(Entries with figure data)
* * * * * * *
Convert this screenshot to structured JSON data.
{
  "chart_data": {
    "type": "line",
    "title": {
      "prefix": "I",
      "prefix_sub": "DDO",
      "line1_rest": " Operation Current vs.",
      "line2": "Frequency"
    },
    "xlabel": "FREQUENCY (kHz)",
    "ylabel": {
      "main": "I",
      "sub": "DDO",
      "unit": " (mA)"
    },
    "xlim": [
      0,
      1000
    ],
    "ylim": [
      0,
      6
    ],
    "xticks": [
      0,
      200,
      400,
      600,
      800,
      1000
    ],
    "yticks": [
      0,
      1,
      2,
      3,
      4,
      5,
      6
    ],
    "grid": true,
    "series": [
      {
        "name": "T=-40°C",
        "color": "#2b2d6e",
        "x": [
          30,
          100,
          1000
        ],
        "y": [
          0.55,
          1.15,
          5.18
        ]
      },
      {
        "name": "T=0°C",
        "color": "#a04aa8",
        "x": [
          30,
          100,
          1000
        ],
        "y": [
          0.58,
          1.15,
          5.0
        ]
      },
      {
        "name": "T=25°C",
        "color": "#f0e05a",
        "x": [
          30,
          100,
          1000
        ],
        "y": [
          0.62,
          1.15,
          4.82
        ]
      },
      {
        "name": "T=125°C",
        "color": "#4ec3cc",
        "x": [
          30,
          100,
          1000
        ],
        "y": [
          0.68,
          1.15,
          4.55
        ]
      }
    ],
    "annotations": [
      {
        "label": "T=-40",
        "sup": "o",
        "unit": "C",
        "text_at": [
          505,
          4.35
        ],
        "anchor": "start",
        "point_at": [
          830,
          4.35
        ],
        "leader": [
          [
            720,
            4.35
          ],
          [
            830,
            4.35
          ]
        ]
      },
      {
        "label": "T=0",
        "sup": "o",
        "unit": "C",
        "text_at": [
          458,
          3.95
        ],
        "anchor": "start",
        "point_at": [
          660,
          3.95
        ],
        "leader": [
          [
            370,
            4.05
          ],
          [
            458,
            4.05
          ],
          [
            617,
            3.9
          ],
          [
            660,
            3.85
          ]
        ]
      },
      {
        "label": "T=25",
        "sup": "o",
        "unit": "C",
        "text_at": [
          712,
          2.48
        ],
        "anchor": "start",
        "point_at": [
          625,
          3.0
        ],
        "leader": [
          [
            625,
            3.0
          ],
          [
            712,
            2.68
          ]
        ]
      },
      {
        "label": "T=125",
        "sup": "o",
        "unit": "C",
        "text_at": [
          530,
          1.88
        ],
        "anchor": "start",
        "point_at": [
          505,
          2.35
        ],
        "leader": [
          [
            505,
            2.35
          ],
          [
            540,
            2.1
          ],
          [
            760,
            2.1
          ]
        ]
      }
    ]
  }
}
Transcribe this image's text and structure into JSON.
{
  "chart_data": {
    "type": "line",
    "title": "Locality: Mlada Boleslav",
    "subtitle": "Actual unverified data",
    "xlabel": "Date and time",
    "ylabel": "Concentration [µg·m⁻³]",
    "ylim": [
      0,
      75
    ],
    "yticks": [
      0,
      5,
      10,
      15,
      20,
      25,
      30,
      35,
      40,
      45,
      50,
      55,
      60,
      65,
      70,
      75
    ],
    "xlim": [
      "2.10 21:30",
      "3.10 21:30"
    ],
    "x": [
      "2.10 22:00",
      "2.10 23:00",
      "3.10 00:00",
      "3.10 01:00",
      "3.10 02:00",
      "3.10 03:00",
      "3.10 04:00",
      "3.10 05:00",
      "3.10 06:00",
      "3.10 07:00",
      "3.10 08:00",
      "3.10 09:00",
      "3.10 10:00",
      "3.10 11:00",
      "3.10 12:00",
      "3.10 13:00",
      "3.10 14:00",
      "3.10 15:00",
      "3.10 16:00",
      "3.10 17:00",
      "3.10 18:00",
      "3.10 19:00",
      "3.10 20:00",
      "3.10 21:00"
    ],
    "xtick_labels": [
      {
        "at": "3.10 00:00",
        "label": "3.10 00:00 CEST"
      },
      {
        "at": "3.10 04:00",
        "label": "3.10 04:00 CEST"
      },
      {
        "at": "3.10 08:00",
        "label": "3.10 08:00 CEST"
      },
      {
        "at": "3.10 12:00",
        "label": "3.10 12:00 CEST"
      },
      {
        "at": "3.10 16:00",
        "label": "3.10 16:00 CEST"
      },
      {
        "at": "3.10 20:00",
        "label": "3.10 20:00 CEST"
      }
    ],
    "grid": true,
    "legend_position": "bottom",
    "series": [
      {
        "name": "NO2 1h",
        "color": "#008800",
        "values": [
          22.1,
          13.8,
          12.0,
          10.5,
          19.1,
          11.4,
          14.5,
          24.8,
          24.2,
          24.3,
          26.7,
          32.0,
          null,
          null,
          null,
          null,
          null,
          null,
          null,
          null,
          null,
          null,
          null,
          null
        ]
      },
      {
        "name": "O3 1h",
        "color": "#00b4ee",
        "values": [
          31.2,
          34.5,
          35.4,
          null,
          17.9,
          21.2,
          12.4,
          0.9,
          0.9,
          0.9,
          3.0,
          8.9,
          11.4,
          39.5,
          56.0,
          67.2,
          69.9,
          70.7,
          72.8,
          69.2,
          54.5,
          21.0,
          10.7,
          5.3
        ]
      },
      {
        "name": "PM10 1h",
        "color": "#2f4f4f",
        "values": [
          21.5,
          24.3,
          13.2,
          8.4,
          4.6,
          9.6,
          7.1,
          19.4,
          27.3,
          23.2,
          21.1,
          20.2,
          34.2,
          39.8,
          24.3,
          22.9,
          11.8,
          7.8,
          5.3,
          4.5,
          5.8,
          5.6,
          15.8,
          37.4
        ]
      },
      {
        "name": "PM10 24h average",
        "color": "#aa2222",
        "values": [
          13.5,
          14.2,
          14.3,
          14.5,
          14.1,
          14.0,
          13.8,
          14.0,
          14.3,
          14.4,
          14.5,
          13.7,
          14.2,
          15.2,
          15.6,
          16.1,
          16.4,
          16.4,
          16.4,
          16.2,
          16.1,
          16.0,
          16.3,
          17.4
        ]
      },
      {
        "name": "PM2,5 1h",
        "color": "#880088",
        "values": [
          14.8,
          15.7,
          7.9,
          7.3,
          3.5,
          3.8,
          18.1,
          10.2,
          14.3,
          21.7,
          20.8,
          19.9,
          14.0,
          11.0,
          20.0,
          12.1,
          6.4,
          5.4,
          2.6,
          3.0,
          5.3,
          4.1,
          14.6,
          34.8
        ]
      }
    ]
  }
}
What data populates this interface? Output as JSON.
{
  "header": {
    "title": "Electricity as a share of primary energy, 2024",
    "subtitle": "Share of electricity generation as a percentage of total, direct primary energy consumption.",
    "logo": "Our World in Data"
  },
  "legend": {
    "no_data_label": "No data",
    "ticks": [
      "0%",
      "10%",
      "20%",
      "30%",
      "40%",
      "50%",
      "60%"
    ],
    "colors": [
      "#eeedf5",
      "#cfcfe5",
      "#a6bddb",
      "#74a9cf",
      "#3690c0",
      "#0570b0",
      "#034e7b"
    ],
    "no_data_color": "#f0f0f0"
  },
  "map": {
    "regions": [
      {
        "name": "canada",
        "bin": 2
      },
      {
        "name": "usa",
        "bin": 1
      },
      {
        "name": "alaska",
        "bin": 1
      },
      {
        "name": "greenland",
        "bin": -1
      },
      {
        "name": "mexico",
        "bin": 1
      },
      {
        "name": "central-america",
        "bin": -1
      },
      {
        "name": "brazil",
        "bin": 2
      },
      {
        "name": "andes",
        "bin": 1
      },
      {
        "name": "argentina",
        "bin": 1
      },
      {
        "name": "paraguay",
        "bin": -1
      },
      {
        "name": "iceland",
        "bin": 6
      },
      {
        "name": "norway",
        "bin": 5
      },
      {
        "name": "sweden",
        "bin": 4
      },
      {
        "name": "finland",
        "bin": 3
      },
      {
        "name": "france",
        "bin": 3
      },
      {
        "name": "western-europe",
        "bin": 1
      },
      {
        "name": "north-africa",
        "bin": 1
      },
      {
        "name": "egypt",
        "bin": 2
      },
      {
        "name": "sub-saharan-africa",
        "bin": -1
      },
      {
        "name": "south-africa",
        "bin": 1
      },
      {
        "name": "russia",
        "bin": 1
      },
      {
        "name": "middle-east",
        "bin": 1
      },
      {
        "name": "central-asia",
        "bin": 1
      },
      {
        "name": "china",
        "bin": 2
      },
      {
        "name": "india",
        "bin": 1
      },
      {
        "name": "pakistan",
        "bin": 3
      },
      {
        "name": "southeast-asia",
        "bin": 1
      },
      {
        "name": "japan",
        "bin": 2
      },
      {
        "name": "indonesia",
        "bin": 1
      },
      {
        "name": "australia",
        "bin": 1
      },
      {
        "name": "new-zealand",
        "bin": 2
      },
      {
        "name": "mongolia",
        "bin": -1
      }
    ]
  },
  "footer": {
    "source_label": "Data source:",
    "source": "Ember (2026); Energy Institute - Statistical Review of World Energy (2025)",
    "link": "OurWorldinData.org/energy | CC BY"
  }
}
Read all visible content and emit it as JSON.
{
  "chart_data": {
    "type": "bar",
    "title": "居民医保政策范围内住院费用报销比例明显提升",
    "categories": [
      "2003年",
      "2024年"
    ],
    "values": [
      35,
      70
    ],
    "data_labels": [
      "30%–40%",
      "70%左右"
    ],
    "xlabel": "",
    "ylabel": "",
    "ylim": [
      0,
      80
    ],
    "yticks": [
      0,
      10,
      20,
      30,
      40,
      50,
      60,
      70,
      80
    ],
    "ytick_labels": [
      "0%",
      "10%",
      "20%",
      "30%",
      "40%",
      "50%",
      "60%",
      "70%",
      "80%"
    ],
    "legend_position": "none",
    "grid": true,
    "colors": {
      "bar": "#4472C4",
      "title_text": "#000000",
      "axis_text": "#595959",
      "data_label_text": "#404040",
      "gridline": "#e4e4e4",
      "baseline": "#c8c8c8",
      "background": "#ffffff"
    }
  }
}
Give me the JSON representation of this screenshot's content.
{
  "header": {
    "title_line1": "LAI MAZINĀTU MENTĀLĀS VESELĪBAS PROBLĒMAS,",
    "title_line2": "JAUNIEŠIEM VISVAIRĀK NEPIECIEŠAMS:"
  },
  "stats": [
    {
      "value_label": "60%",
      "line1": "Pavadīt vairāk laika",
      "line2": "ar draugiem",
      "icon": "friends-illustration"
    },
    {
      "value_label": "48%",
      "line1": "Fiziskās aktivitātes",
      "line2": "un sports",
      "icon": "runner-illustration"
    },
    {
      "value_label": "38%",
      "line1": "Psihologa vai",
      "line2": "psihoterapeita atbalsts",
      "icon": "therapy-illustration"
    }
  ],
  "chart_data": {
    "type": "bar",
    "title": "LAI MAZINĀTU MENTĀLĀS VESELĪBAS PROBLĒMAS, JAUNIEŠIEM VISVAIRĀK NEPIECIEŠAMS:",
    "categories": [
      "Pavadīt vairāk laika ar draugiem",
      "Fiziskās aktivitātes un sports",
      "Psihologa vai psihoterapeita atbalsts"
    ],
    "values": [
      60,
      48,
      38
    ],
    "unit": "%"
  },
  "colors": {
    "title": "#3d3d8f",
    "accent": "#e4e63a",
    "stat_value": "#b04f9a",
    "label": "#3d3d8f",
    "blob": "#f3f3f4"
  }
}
* * * * * * *
Exercise objective - Pick out the lines that have the word "Pavadīt". Copy them all.

Problem solution -
      "line1": "Pavadīt vairāk laika",
      "Pavadīt vairāk laika ar draugiem",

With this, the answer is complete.